[Saved entries]

■ ■ ■

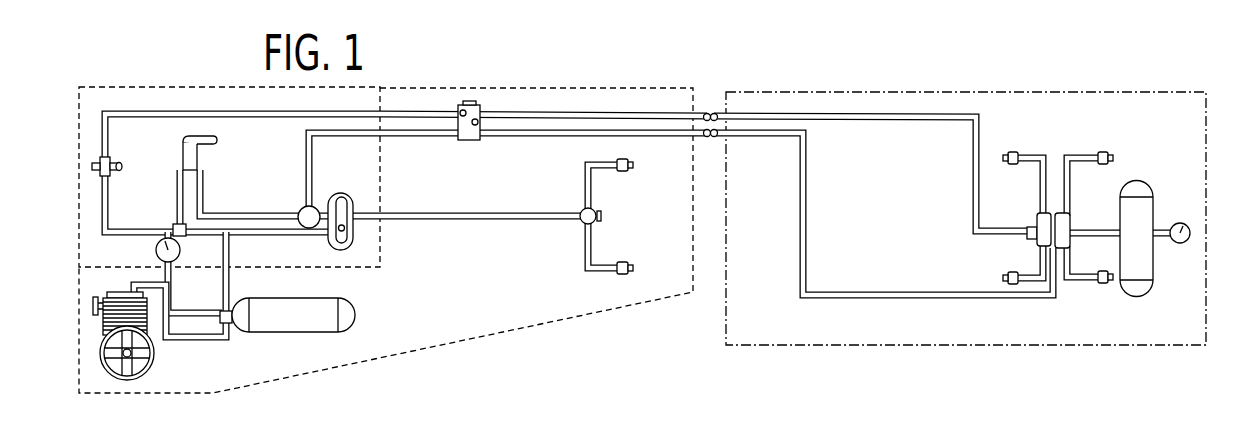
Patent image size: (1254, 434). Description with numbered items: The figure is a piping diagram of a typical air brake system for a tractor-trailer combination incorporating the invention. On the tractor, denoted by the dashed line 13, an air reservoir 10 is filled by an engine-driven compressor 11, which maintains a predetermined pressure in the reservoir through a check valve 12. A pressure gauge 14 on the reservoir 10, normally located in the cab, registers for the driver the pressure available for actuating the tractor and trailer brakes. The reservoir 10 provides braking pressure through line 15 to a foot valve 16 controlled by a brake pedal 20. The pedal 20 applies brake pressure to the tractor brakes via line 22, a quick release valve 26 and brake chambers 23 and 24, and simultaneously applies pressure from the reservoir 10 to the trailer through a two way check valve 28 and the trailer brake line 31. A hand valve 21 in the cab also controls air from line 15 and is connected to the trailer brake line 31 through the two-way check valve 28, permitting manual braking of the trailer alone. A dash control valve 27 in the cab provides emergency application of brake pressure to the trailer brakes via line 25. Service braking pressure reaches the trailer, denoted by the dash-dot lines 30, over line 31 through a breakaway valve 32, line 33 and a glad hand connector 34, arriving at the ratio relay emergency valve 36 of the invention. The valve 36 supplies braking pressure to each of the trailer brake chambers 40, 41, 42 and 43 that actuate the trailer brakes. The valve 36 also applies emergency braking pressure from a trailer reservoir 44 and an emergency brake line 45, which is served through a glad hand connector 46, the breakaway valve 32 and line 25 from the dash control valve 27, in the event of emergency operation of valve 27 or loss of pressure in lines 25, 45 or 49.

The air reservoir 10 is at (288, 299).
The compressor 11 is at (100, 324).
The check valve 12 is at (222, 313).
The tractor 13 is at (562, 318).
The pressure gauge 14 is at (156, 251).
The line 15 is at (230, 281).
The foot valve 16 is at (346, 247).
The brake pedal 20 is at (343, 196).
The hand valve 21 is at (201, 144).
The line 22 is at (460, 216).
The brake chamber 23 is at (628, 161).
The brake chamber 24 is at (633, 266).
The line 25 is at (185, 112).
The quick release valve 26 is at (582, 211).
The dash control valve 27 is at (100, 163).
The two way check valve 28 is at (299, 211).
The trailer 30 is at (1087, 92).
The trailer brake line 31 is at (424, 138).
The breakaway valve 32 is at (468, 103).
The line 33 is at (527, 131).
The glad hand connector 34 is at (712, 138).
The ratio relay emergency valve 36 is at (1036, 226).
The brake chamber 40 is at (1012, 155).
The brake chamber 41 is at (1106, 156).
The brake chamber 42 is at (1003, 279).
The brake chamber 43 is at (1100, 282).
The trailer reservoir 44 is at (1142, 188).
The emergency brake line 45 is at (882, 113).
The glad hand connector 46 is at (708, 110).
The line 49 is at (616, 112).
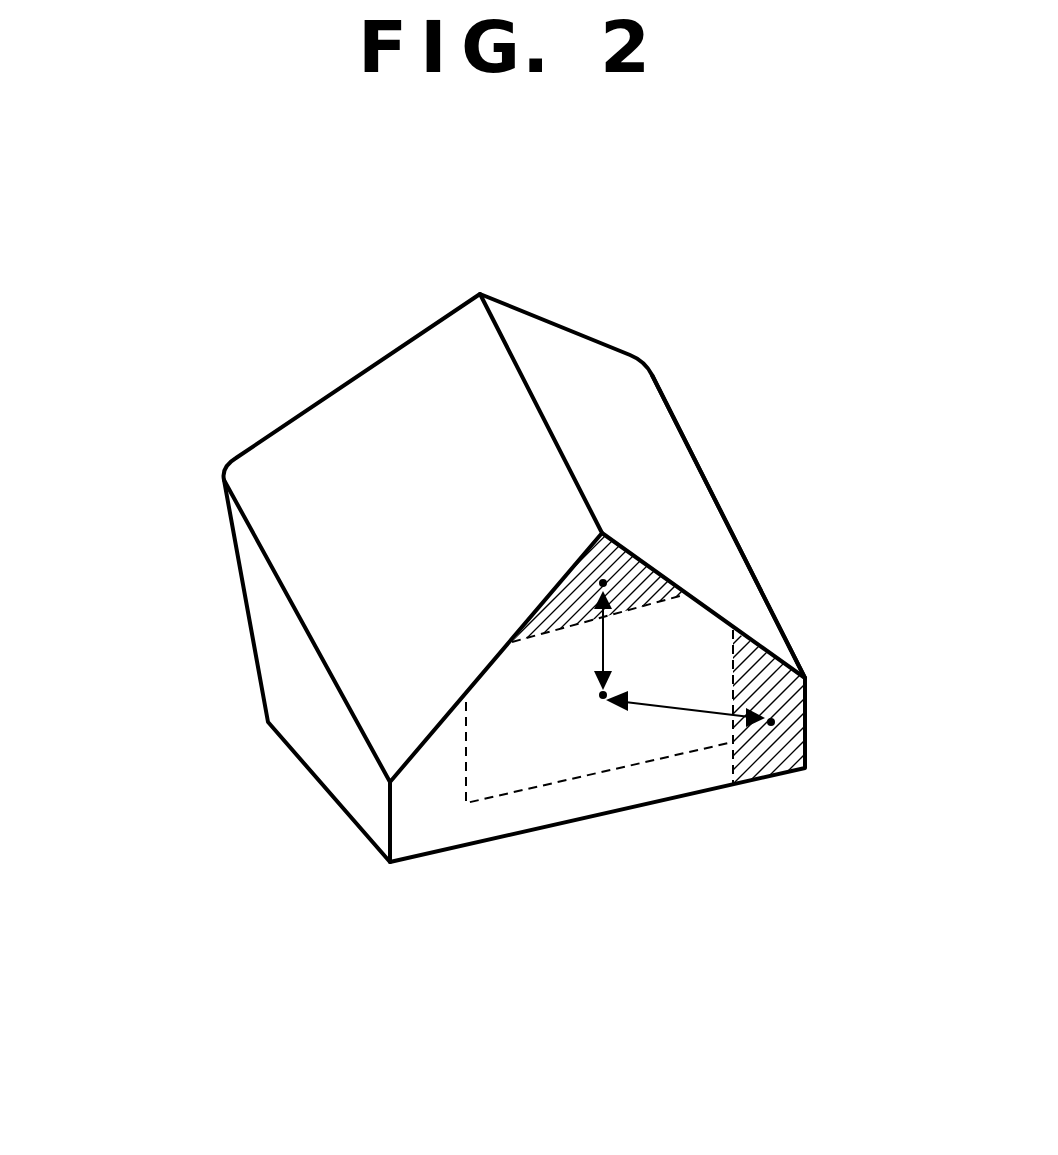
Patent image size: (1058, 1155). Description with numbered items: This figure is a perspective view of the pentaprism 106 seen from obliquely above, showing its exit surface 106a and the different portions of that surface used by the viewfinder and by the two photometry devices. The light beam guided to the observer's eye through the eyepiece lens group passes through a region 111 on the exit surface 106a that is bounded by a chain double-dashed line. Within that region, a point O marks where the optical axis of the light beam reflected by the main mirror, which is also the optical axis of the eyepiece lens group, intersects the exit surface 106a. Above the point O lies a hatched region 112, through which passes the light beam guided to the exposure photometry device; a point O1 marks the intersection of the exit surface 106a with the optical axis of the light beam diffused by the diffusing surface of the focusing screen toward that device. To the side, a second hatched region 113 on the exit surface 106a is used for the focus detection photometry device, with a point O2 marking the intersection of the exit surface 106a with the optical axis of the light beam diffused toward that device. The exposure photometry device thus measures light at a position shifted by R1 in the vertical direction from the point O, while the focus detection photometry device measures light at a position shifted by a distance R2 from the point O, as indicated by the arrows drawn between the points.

■ ■ ■

→ REQUIREMENT
Locate each line in the rows above that contains the word "photometry", and copy those lines.

→ THE SOLUTION
Patent image size: (1058, 1155). Description with numbered items: This figure is a perspective view of the pentaprism 106 seen from obliquely above, showing its exit surface 106a and the different portions of that surface used by the viewfinder and by the two photometry devices. The light beam guided to the observer's eye through the eyepiece lens group passes through a region 111 on the exit surface 106a that is bounded by a chain double-dashed line. Within that region, a point O marks where the optical axis of the light beam reflected by the main mirror, which is also the optical axis of the eyepiece lens group, intersects the exit surface 106a. Above the point O lies a hatched region 112, through which passes the light beam guided to the exposure photometry device; a point O1 marks the intersection of the exit surface 106a with the optical axis of the light beam diffused by the diffusing surface of the focusing screen toward that device. To the side, a second hatched region 113 on the exit surface 106a is used for the focus detection photometry device, with a point O2 marking the intersection of the exit surface 106a with the optical axis of the light beam diffused toward that device. The exposure photometry device thus measures light at a position shifted by R1 in the vertical direction from the point O, while the focus detection photometry device measures light at a position shifted by a distance R2 from the point O, as indicated by the arrows drawn between the points.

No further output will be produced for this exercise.